* **What is asked**
Give back the whole listing exactly as shown.

>> begin Record excerpts

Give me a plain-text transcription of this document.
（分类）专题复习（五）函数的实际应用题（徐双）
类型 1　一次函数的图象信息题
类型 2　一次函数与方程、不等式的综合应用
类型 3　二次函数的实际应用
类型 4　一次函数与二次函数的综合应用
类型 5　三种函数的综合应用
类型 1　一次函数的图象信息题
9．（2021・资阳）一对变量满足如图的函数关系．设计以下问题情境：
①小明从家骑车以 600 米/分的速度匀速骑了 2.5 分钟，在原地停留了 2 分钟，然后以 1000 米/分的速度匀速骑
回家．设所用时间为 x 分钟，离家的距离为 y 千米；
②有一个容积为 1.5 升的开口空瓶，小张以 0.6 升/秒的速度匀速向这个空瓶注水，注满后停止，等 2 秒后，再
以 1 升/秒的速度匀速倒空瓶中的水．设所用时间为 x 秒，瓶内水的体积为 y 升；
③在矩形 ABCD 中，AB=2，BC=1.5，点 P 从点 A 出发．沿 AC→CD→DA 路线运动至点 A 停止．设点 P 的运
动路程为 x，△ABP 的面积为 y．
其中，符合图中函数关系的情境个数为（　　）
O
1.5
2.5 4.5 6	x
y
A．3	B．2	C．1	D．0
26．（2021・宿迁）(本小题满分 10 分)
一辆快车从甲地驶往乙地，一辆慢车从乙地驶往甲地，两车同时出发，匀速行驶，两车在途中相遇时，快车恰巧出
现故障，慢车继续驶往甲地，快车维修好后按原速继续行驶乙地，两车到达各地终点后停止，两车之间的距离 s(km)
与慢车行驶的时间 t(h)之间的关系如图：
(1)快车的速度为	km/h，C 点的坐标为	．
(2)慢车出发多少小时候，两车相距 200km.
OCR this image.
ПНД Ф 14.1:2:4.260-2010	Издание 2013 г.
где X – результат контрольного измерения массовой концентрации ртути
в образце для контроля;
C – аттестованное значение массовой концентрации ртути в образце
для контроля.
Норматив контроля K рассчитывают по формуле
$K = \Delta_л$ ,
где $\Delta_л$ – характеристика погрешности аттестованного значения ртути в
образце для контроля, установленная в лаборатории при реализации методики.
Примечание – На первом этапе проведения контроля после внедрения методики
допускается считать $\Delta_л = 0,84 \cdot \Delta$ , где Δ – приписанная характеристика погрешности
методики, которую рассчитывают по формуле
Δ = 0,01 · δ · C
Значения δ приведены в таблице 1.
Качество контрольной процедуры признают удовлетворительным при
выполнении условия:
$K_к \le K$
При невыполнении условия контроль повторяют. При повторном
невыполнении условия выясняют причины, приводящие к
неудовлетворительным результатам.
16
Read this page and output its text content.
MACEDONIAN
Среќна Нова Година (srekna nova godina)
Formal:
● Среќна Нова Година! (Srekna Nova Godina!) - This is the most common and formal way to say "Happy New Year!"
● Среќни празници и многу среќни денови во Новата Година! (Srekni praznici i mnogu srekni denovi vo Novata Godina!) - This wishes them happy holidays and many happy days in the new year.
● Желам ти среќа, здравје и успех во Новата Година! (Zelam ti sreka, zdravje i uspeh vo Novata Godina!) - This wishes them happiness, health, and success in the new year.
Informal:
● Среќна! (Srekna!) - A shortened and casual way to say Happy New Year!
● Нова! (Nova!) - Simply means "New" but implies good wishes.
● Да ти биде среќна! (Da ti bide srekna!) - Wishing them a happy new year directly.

>> end Record excerpts

* **Result**
Give me a plain-text transcription of this document.
（分类）专题复习（五）函数的实际应用题（徐双）
类型 1　一次函数的图象信息题
类型 2　一次函数与方程、不等式的综合应用
类型 3　二次函数的实际应用
类型 4　一次函数与二次函数的综合应用
类型 5　三种函数的综合应用
类型 1　一次函数的图象信息题
9．（2021・资阳）一对变量满足如图的函数关系．设计以下问题情境：
①小明从家骑车以 600 米/分的速度匀速骑了 2.5 分钟，在原地停留了 2 分钟，然后以 1000 米/分的速度匀速骑
回家．设所用时间为 x 分钟，离家的距离为 y 千米；
②有一个容积为 1.5 升的开口空瓶，小张以 0.6 升/秒的速度匀速向这个空瓶注水，注满后停止，等 2 秒后，再
以 1 升/秒的速度匀速倒空瓶中的水．设所用时间为 x 秒，瓶内水的体积为 y 升；
③在矩形 ABCD 中，AB=2，BC=1.5，点 P 从点 A 出发．沿 AC→CD→DA 路线运动至点 A 停止．设点 P 的运
动路程为 x，△ABP 的面积为 y．
其中，符合图中函数关系的情境个数为（　　）
O
1.5
2.5 4.5 6	x
y
A．3	B．2	C．1	D．0
26．（2021・宿迁）(本小题满分 10 分)
一辆快车从甲地驶往乙地，一辆慢车从乙地驶往甲地，两车同时出发，匀速行驶，两车在途中相遇时，快车恰巧出
现故障，慢车继续驶往甲地，快车维修好后按原速继续行驶乙地，两车到达各地终点后停止，两车之间的距离 s(km)
与慢车行驶的时间 t(h)之间的关系如图：
(1)快车的速度为	km/h，C 点的坐标为	．
(2)慢车出发多少小时候，两车相距 200km.
OCR this image.
ПНД Ф 14.1:2:4.260-2010	Издание 2013 г.
где X – результат контрольного измерения массовой концентрации ртути
в образце для контроля;
C – аттестованное значение массовой концентрации ртути в образце
для контроля.
Норматив контроля K рассчитывают по формуле
$K = \Delta_л$ ,
где $\Delta_л$ – характеристика погрешности аттестованного значения ртути в
образце для контроля, установленная в лаборатории при реализации методики.
Примечание – На первом этапе проведения контроля после внедрения методики
допускается считать $\Delta_л = 0,84 \cdot \Delta$ , где Δ – приписанная характеристика погрешности
методики, которую рассчитывают по формуле
Δ = 0,01 · δ · C
Значения δ приведены в таблице 1.
Качество контрольной процедуры признают удовлетворительным при
выполнении условия:
$K_к \le K$
При невыполнении условия контроль повторяют. При повторном
невыполнении условия выясняют причины, приводящие к
неудовлетворительным результатам.
16
Read this page and output its text content.
MACEDONIAN
Среќна Нова Година (srekna nova godina)
Formal:
● Среќна Нова Година! (Srekna Nova Godina!) - This is the most common and formal way to say "Happy New Year!"
● Среќни празници и многу среќни денови во Новата Година! (Srekni praznici i mnogu srekni denovi vo Novata Godina!) - This wishes them happy holidays and many happy days in the new year.
● Желам ти среќа, здравје и успех во Новата Година! (Zelam ti sreka, zdravje i uspeh vo Novata Godina!) - This wishes them happiness, health, and success in the new year.
Informal:
● Среќна! (Srekna!) - A shortened and casual way to say Happy New Year!
● Нова! (Nova!) - Simply means "New" but implies good wishes.
● Да ти биде среќна! (Da ti bide srekna!) - Wishing them a happy new year directly.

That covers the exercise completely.